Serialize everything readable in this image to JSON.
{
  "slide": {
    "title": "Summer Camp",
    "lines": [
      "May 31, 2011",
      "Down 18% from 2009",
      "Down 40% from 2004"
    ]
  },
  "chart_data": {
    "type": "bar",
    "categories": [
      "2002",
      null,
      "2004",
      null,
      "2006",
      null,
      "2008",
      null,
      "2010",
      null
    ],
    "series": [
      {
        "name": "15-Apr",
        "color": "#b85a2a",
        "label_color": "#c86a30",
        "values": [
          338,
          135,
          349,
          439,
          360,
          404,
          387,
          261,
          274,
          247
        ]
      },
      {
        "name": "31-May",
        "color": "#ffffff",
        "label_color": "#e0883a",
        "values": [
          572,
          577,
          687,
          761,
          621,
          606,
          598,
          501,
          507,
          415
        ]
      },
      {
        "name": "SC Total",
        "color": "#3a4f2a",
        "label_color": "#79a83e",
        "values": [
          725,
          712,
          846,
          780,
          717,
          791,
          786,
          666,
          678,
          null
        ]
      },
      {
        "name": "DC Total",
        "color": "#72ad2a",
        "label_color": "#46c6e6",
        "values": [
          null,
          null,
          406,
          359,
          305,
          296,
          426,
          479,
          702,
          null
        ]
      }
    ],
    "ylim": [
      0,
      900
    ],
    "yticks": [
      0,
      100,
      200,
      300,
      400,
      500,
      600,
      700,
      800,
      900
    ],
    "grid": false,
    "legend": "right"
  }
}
┄┄┄┄┄┄┄┄┄┄
*YOUR OBJECTIVE:* List every line above that holds the word "name".

*SOLUTION FOR THIS PROBLEM:*
        "name": "15-Apr",
        "name": "31-May",
        "name": "SC Total",
        "name": "DC Total",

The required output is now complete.